_WORK REQUIRED_
Quote every line below exactly and skip any picture.

_MATERIAL FOR THIS EXERCISE_
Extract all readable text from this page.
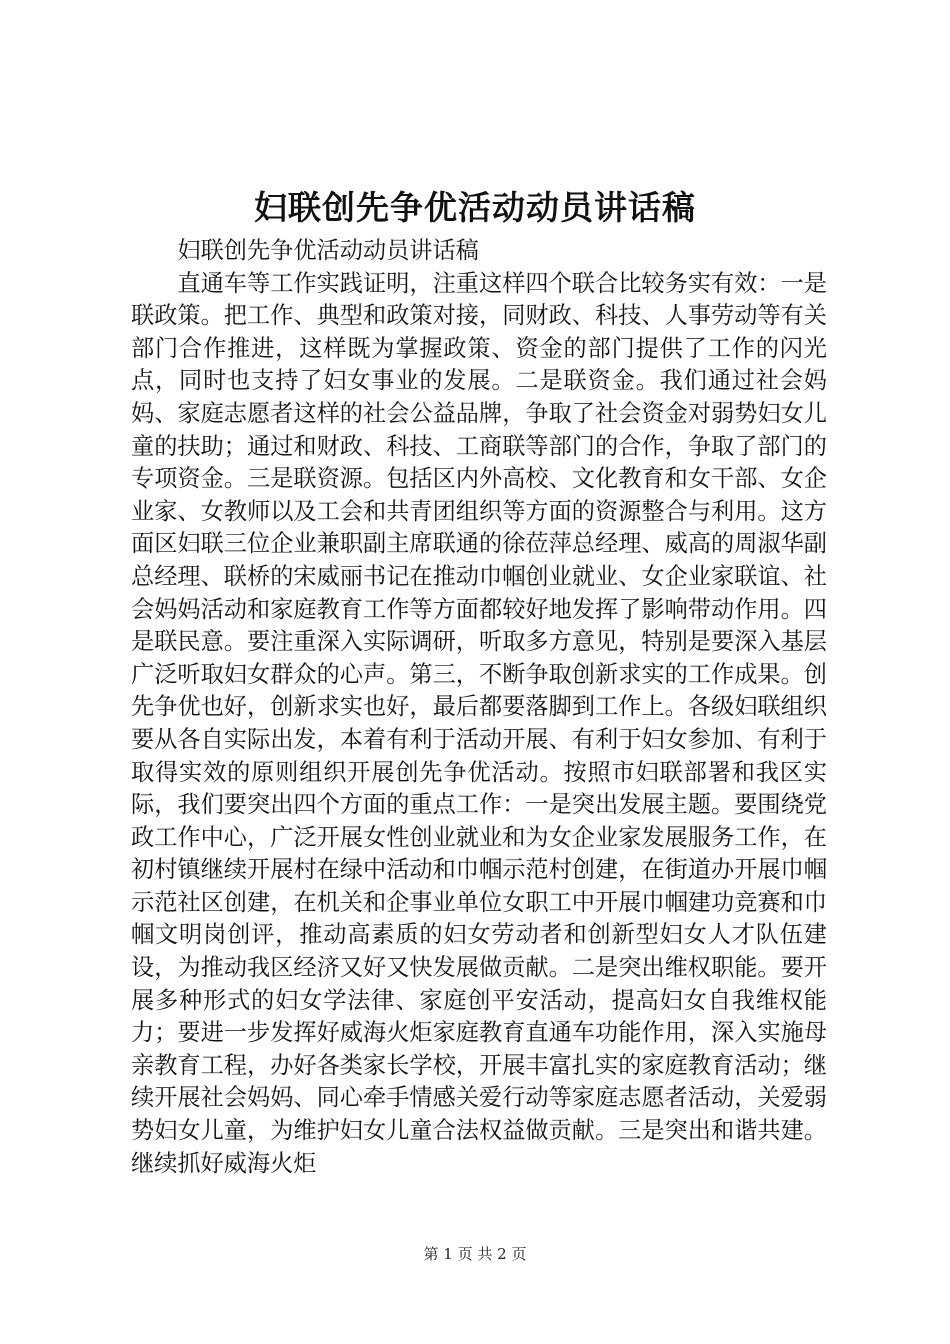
妇联创先争优活动动员讲话稿

妇联创先争优活动动员讲话稿

直通车等工作实践证明，注重这样四个联合比较务实有效：一是联政策。把工作、典型和政策对接，同财政、科技、人事劳动等有关部门合作推进，这样既为掌握政策、资金的部门提供了工作的闪光点，同时也支持了妇女事业的发展。二是联资金。我们通过社会妈妈、家庭志愿者这样的社会公益品牌，争取了社会资金对弱势妇女儿童的扶助；通过和财政、科技、工商联等部门的合作，争取了部门的专项资金。三是联资源。包括区内外高校、文化教育和女干部、女企业家、女教师以及工会和共青团组织等方面的资源整合与利用。这方面区妇联三位企业兼职副主席联通的徐莅萍总经理、威高的周淑华副总经理、联桥的宋威丽书记在推动巾帼创业就业、女企业家联谊、社会妈妈活动和家庭教育工作等方面都较好地发挥了影响带动作用。四是联民意。要注重深入实际调研，听取多方意见，特别是要深入基层广泛听取妇女群众的心声。第三，不断争取创新求实的工作成果。创先争优也好，创新求实也好，最后都要落脚到工作上。各级妇联组织要从各自实际出发，本着有利于活动开展、有利于妇女参加、有利于取得实效的原则组织开展创先争优活动。按照市妇联部署和我区实际，我们要突出四个方面的重点工作：一是突出发展主题。要围绕党政工作中心，广泛开展女性创业就业和为女企业家发展服务工作，在初村镇继续开展村在绿中活动和巾帼示范村创建，在街道办开展巾帼示范社区创建，在机关和企事业单位女职工中开展巾帼建功竞赛和巾帼文明岗创评，推动高素质的妇女劳动者和创新型妇女人才队伍建设，为推动我区经济又好又快发展做贡献。二是突出维权职能。要开展多种形式的妇女学法律、家庭创平安活动，提高妇女自我维权能力；要进一步发挥好威海火炬家庭教育直通车功能作用，深入实施母亲教育工程，办好各类家长学校，开展丰富扎实的家庭教育活动；继续开展社会妈妈、同心牵手情感关爱行动等家庭志愿者活动，关爱弱势妇女儿童，为维护妇女儿童合法权益做贡献。三是突出和谐共建。继续抓好威海火炬

第 1 页 共 2 页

_RESULT OF THIS TASK_
Extract all readable text from this page.
妇联创先争优活动动员讲话稿

妇联创先争优活动动员讲话稿

直通车等工作实践证明，注重这样四个联合比较务实有效：一是联政策。把工作、典型和政策对接，同财政、科技、人事劳动等有关部门合作推进，这样既为掌握政策、资金的部门提供了工作的闪光点，同时也支持了妇女事业的发展。二是联资金。我们通过社会妈妈、家庭志愿者这样的社会公益品牌，争取了社会资金对弱势妇女儿童的扶助；通过和财政、科技、工商联等部门的合作，争取了部门的专项资金。三是联资源。包括区内外高校、文化教育和女干部、女企业家、女教师以及工会和共青团组织等方面的资源整合与利用。这方面区妇联三位企业兼职副主席联通的徐莅萍总经理、威高的周淑华副总经理、联桥的宋威丽书记在推动巾帼创业就业、女企业家联谊、社会妈妈活动和家庭教育工作等方面都较好地发挥了影响带动作用。四是联民意。要注重深入实际调研，听取多方意见，特别是要深入基层广泛听取妇女群众的心声。第三，不断争取创新求实的工作成果。创先争优也好，创新求实也好，最后都要落脚到工作上。各级妇联组织要从各自实际出发，本着有利于活动开展、有利于妇女参加、有利于取得实效的原则组织开展创先争优活动。按照市妇联部署和我区实际，我们要突出四个方面的重点工作：一是突出发展主题。要围绕党政工作中心，广泛开展女性创业就业和为女企业家发展服务工作，在初村镇继续开展村在绿中活动和巾帼示范村创建，在街道办开展巾帼示范社区创建，在机关和企事业单位女职工中开展巾帼建功竞赛和巾帼文明岗创评，推动高素质的妇女劳动者和创新型妇女人才队伍建设，为推动我区经济又好又快发展做贡献。二是突出维权职能。要开展多种形式的妇女学法律、家庭创平安活动，提高妇女自我维权能力；要进一步发挥好威海火炬家庭教育直通车功能作用，深入实施母亲教育工程，办好各类家长学校，开展丰富扎实的家庭教育活动；继续开展社会妈妈、同心牵手情感关爱行动等家庭志愿者活动，关爱弱势妇女儿童，为维护妇女儿童合法权益做贡献。三是突出和谐共建。继续抓好威海火炬

第 1 页 共 2 页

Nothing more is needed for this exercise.